**What is needed:** Show every line that has the string "brother" in it.

**Available data:**
○ ○ ○

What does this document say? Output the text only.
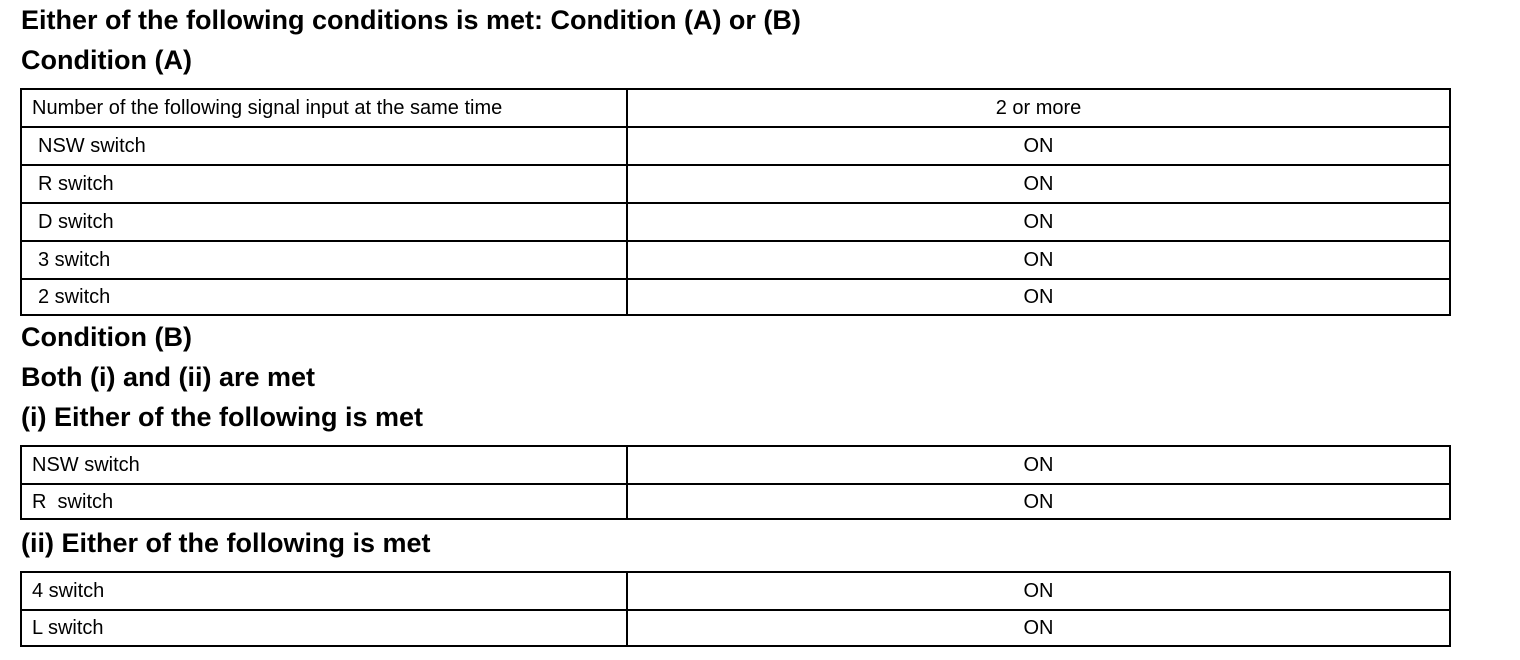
Either of the following conditions is met: Condition (A) or (B)
Condition (A)
Number of the following signal input at the same time	2 or more
NSW switch	ON
R switch	ON
D switch	ON
3 switch	ON
2 switch	ON
Condition (B)
Both (i) and (ii) are met
(i) Either of the following is met
NSW switch	ON
R  switch	ON
(ii) Either of the following is met
4 switch	ON
L switch	ON
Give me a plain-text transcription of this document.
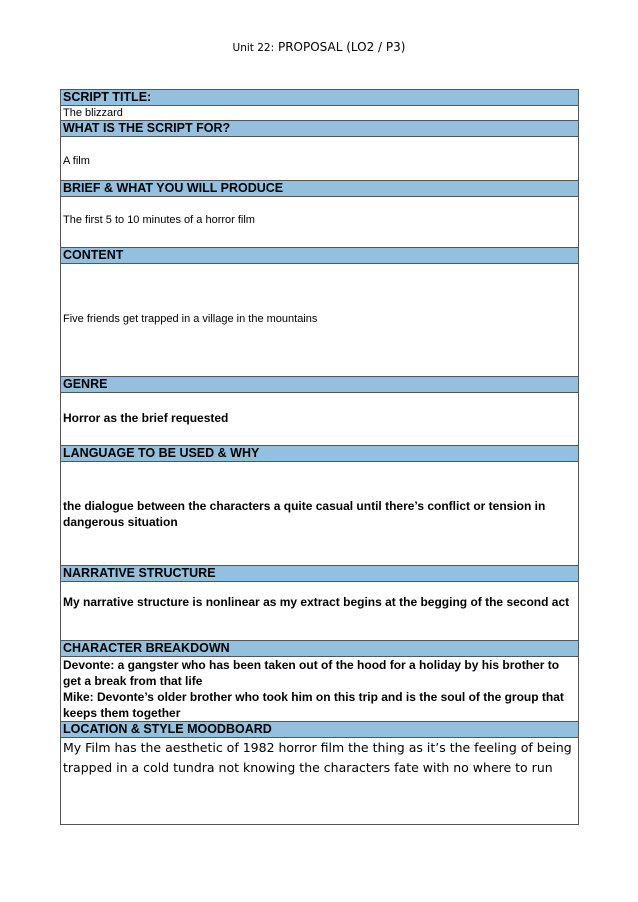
Unit 22: PROPOSAL (LO2 / P3)
SCRIPT TITLE:

The blizzard

WHAT IS THE SCRIPT FOR?

A film

BRIEF & WHAT YOU WILL PRODUCE

The first 5 to 10 minutes of a horror film

CONTENT

Five friends get trapped in a village in the mountains

GENRE

Horror as the brief requested

LANGUAGE TO BE USED & WHY

the dialogue between the characters a quite casual until there’s conflict or tension in dangerous situation

NARRATIVE STRUCTURE

My narrative structure is nonlinear as my extract begins at the begging of the second act

CHARACTER BREAKDOWN

Devonte: a gangster who has been taken out of the hood for a holiday by his brother to get a break from that life
Mike: Devonte’s older brother who took him on this trip and is the soul of the group that keeps them together

LOCATION & STYLE MOODBOARD

My Film has the aesthetic of 1982 horror film the thing as it’s the feeling of being trapped in a cold tundra not knowing the characters fate with no where to run
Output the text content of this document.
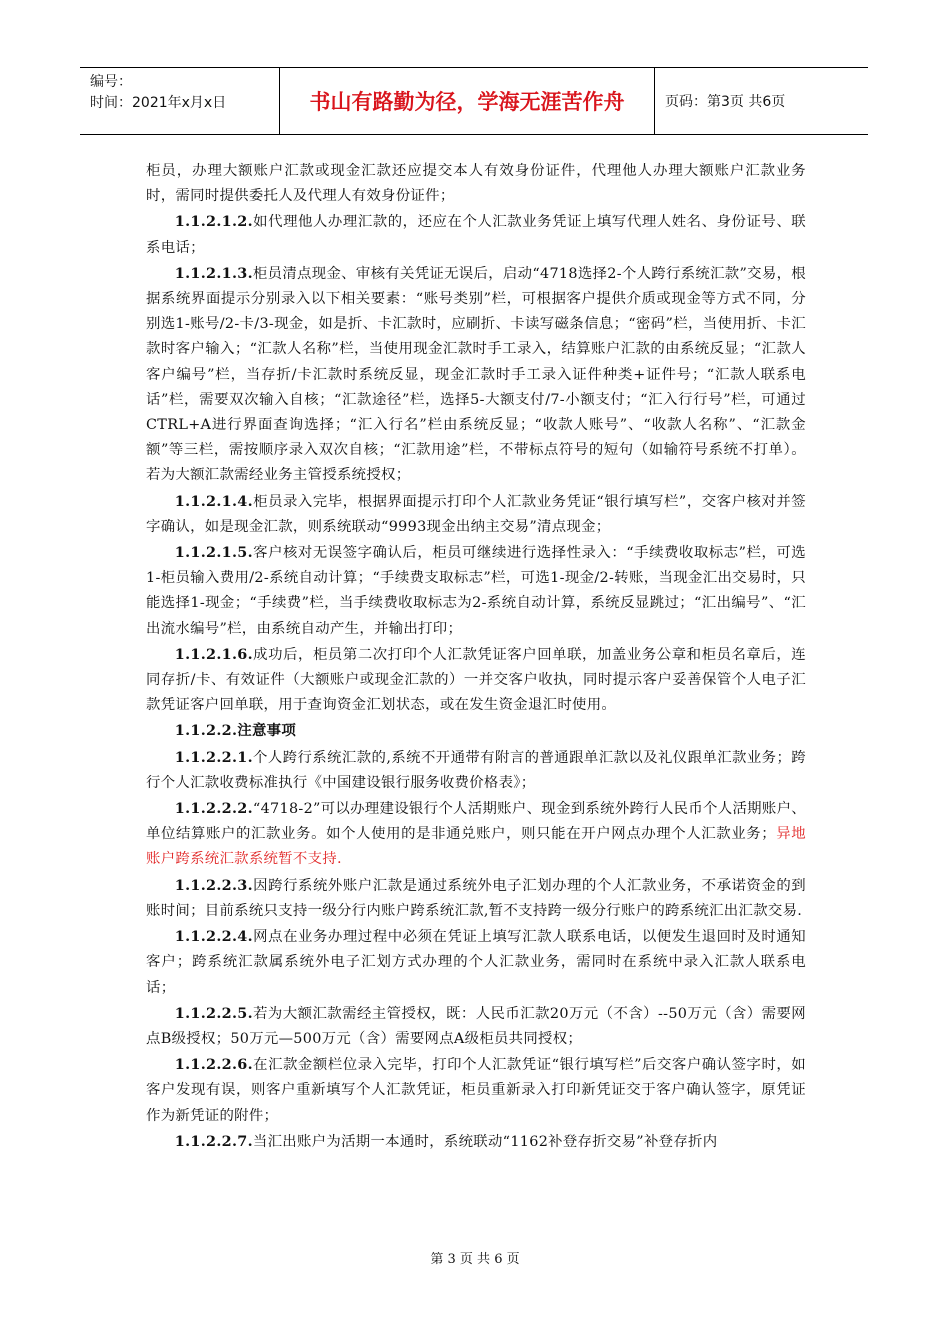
编号：
时间：2021年x月x日	书山有路勤为径，学海无涯苦作舟	页码：第3页 共6页

柜员，办理大额账户汇款或现金汇款还应提交本人有效身份证件，代理他人办理大额账户汇款业务时，需同时提供委托人及代理人有效身份证件；

1.1.2.1.2.如代理他人办理汇款的，还应在个人汇款业务凭证上填写代理人姓名、身份证号、联系电话；

1.1.2.1.3.柜员清点现金、审核有关凭证无误后，启动“4718选择2-个人跨行系统汇款”交易，根据系统界面提示分别录入以下相关要素：“账号类别”栏，可根据客户提供介质或现金等方式不同，分别选1-账号/2-卡/3-现金，如是折、卡汇款时，应刷折、卡读写磁条信息；“密码”栏，当使用折、卡汇款时客户输入；“汇款人名称”栏，当使用现金汇款时手工录入，结算账户汇款的由系统反显；“汇款人客户编号”栏，当存折/卡汇款时系统反显，现金汇款时手工录入证件种类+证件号；“汇款人联系电话”栏，需要双次输入自核；“汇款途径”栏，选择5-大额支付/7-小额支付；“汇入行行号”栏，可通过CTRL+A进行界面查询选择；“汇入行名”栏由系统反显；“收款人账号”、“收款人名称”、“汇款金额”等三栏，需按顺序录入双次自核；“汇款用途”栏，不带标点符号的短句（如输符号系统不打单）。若为大额汇款需经业务主管授系统授权；

1.1.2.1.4.柜员录入完毕，根据界面提示打印个人汇款业务凭证“银行填写栏”，交客户核对并签字确认，如是现金汇款，则系统联动“9993现金出纳主交易”清点现金；

1.1.2.1.5.客户核对无误签字确认后，柜员可继续进行选择性录入：“手续费收取标志”栏，可选1-柜员输入费用/2-系统自动计算；“手续费支取标志”栏，可选1-现金/2-转账，当现金汇出交易时，只能选择1-现金；“手续费”栏，当手续费收取标志为2-系统自动计算，系统反显跳过；“汇出编号”、“汇出流水编号”栏，由系统自动产生，并输出打印；

1.1.2.1.6.成功后，柜员第二次打印个人汇款凭证客户回单联，加盖业务公章和柜员名章后，连同存折/卡、有效证件（大额账户或现金汇款的）一并交客户收执，同时提示客户妥善保管个人电子汇款凭证客户回单联，用于查询资金汇划状态，或在发生资金退汇时使用。

1.1.2.2.注意事项

1.1.2.2.1.个人跨行系统汇款的,系统不开通带有附言的普通跟单汇款以及礼仪跟单汇款业务；跨行个人汇款收费标准执行《中国建设银行服务收费价格表》；

1.1.2.2.2.“4718-2”可以办理建设银行个人活期账户、现金到系统外跨行人民币个人活期账户、单位结算账户的汇款业务。如个人使用的是非通兑账户，则只能在开户网点办理个人汇款业务；异地账户跨系统汇款系统暂不支持.

1.1.2.2.3.因跨行系统外账户汇款是通过系统外电子汇划办理的个人汇款业务，不承诺资金的到账时间；目前系统只支持一级分行内账户跨系统汇款,暂不支持跨一级分行账户的跨系统汇出汇款交易.

1.1.2.2.4.网点在业务办理过程中必须在凭证上填写汇款人联系电话，以便发生退回时及时通知客户；跨系统汇款属系统外电子汇划方式办理的个人汇款业务，需同时在系统中录入汇款人联系电话；

1.1.2.2.5.若为大额汇款需经主管授权，既：人民币汇款20万元（不含）--50万元（含）需要网点B级授权；50万元—500万元（含）需要网点A级柜员共同授权；

1.1.2.2.6.在汇款金额栏位录入完毕，打印个人汇款凭证“银行填写栏”后交客户确认签字时，如客户发现有误，则客户重新填写个人汇款凭证，柜员重新录入打印新凭证交于客户确认签字，原凭证作为新凭证的附件；

1.1.2.2.7.当汇出账户为活期一本通时，系统联动“1162补登存折交易”补登存折内

第 3 页 共 6 页
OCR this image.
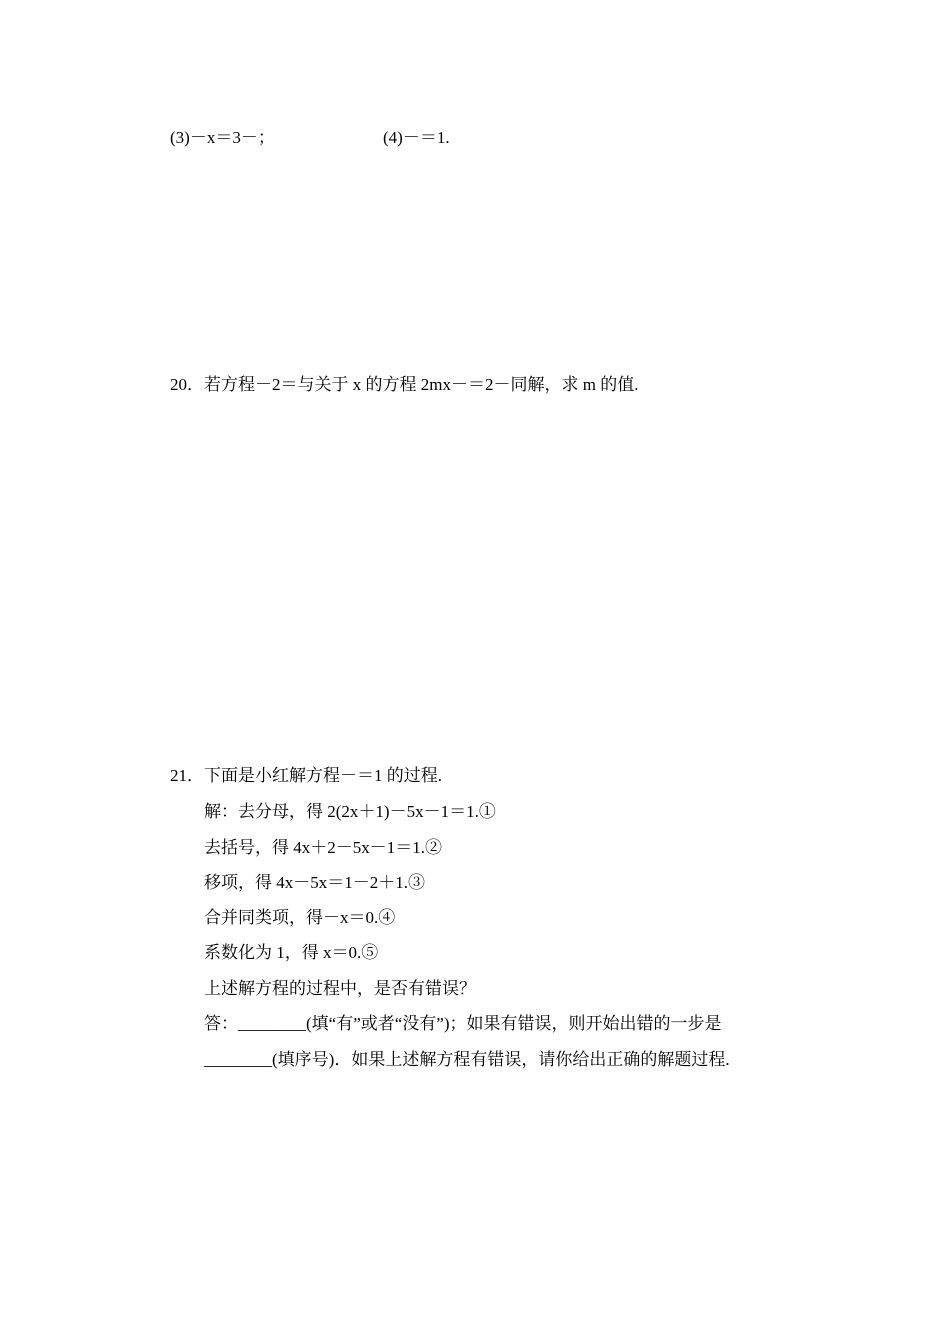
(3)－x＝3－；	(4)－＝1.
20．若方程－2＝与关于 x 的方程 2mx－＝2－同解，求 m 的值.
21．下面是小红解方程－＝1 的过程.
解：去分母，得 2(2x＋1)－5x－1＝1.①
去括号，得 4x＋2－5x－1＝1.②
移项，得 4x－5x＝1－2＋1.③
合并同类项，得－x＝0.④
系数化为 1，得 x＝0.⑤
上述解方程的过程中，是否有错误？
答：________(填“有”或者“没有”)；如果有错误，则开始出错的一步是
________(填序号)．如果上述解方程有错误，请你给出正确的解题过程.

○ ○ ○

**Response to the exercise:**
Devonte: a gangster who has been taken out of the hood for a holiday by his brother to get a break from that life
Mike: Devonte’s older brother who took him on this trip and is the soul of the group that keeps them together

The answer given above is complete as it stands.